> **Listed records**:

=-=-=-=-=

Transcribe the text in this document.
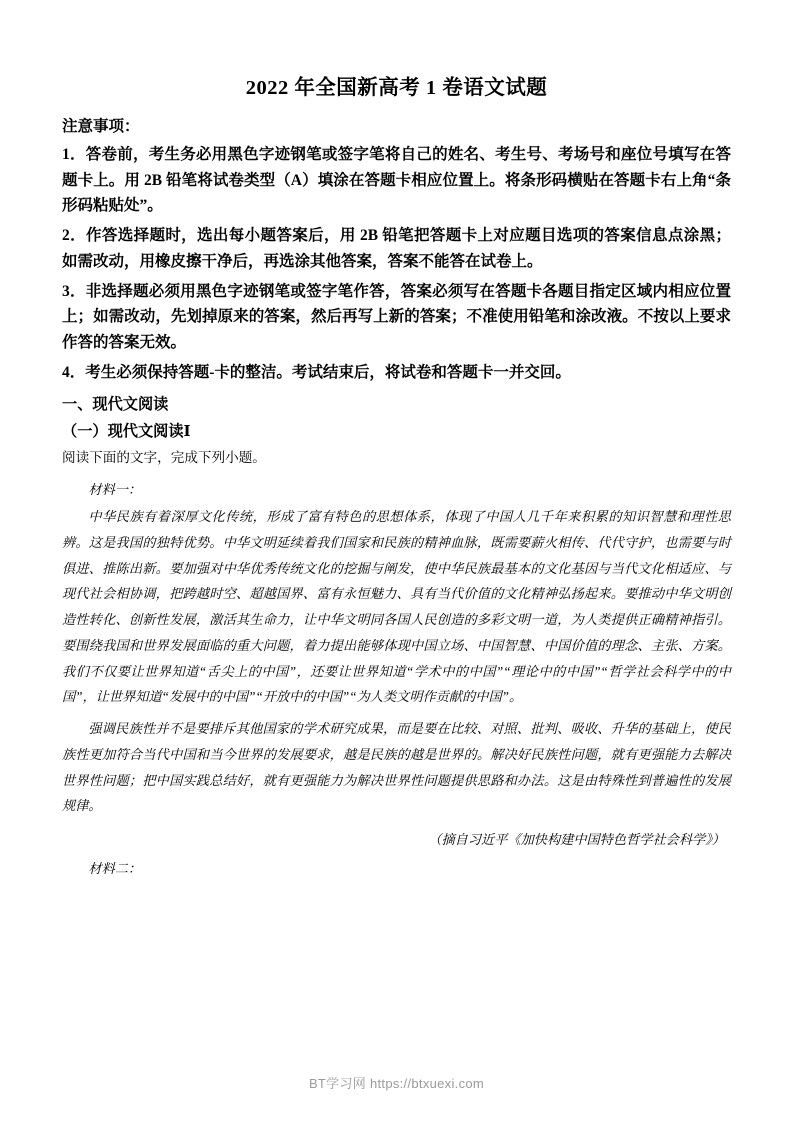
2022 年全国新高考 1 卷语文试题
注意事项：

1．答卷前，考生务必用黑色字迹钢笔或签字笔将自己的姓名、考生号、考场号和座位号填写在答题卡上。用 2B 铅笔将试卷类型（A）填涂在答题卡相应位置上。将条形码横贴在答题卡右上角“条形码粘贴处”。

2．作答选择题时，选出每小题答案后，用 2B 铅笔把答题卡上对应题目选项的答案信息点涂黑；如需改动，用橡皮擦干净后，再选涂其他答案，答案不能答在试卷上。

3．非选择题必须用黑色字迹钢笔或签字笔作答，答案必须写在答题卡各题目指定区域内相应位置上；如需改动，先划掉原来的答案，然后再写上新的答案；不准使用铅笔和涂改液。不按以上要求作答的答案无效。

4．考生必须保持答题-卡的整洁。考试结束后，将试卷和答题卡一并交回。

一、现代文阅读
（一）现代文阅读Ⅰ
阅读下面的文字，完成下列小题。
材料一：

中华民族有着深厚文化传统，形成了富有特色的思想体系，体现了中国人几千年来积累的知识智慧和理性思辨。这是我国的独特优势。中华文明延续着我们国家和民族的精神血脉，既需要薪火相传、代代守护，也需要与时俱进、推陈出新。要加强对中华优秀传统文化的挖掘与阐发，使中华民族最基本的文化基因与当代文化相适应、与现代社会相协调，把跨越时空、超越国界、富有永恒魅力、具有当代价值的文化精神弘扬起来。要推动中华文明创造性转化、创新性发展，激活其生命力，让中华文明同各国人民创造的多彩文明一道，为人类提供正确精神指引。要围绕我国和世界发展面临的重大问题，着力提出能够体现中国立场、中国智慧、中国价值的理念、主张、方案。我们不仅要让世界知道“舌尖上的中国”，还要让世界知道“学术中的中国”“理论中的中国”“哲学社会科学中的中国”，让世界知道“发展中的中国”“开放中的中国”“为人类文明作贡献的中国”。

强调民族性并不是要排斥其他国家的学术研究成果，而是要在比较、对照、批判、吸收、升华的基础上，使民族性更加符合当代中国和当今世界的发展要求，越是民族的越是世界的。解决好民族性问题，就有更强能力去解决世界性问题；把中国实践总结好，就有更强能力为解决世界性问题提供思路和办法。这是由特殊性到普遍性的发展规律。

（摘自习近平《加快构建中国特色哲学社会科学》）
材料二：
BT学习网 https://btxuexi.com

=-=-=-=-=

> **Request**: Copy out all the records exactly, excluding pictures.

> **Written answer**:
Transcribe the text in this document.
2022 年全国新高考 1 卷语文试题
注意事项：

1．答卷前，考生务必用黑色字迹钢笔或签字笔将自己的姓名、考生号、考场号和座位号填写在答题卡上。用 2B 铅笔将试卷类型（A）填涂在答题卡相应位置上。将条形码横贴在答题卡右上角“条形码粘贴处”。

2．作答选择题时，选出每小题答案后，用 2B 铅笔把答题卡上对应题目选项的答案信息点涂黑；如需改动，用橡皮擦干净后，再选涂其他答案，答案不能答在试卷上。

3．非选择题必须用黑色字迹钢笔或签字笔作答，答案必须写在答题卡各题目指定区域内相应位置上；如需改动，先划掉原来的答案，然后再写上新的答案；不准使用铅笔和涂改液。不按以上要求作答的答案无效。

4．考生必须保持答题-卡的整洁。考试结束后，将试卷和答题卡一并交回。

一、现代文阅读
（一）现代文阅读Ⅰ
阅读下面的文字，完成下列小题。
材料一：

中华民族有着深厚文化传统，形成了富有特色的思想体系，体现了中国人几千年来积累的知识智慧和理性思辨。这是我国的独特优势。中华文明延续着我们国家和民族的精神血脉，既需要薪火相传、代代守护，也需要与时俱进、推陈出新。要加强对中华优秀传统文化的挖掘与阐发，使中华民族最基本的文化基因与当代文化相适应、与现代社会相协调，把跨越时空、超越国界、富有永恒魅力、具有当代价值的文化精神弘扬起来。要推动中华文明创造性转化、创新性发展，激活其生命力，让中华文明同各国人民创造的多彩文明一道，为人类提供正确精神指引。要围绕我国和世界发展面临的重大问题，着力提出能够体现中国立场、中国智慧、中国价值的理念、主张、方案。我们不仅要让世界知道“舌尖上的中国”，还要让世界知道“学术中的中国”“理论中的中国”“哲学社会科学中的中国”，让世界知道“发展中的中国”“开放中的中国”“为人类文明作贡献的中国”。

强调民族性并不是要排斥其他国家的学术研究成果，而是要在比较、对照、批判、吸收、升华的基础上，使民族性更加符合当代中国和当今世界的发展要求，越是民族的越是世界的。解决好民族性问题，就有更强能力去解决世界性问题；把中国实践总结好，就有更强能力为解决世界性问题提供思路和办法。这是由特殊性到普遍性的发展规律。

（摘自习近平《加快构建中国特色哲学社会科学》）
材料二：
BT学习网 https://btxuexi.com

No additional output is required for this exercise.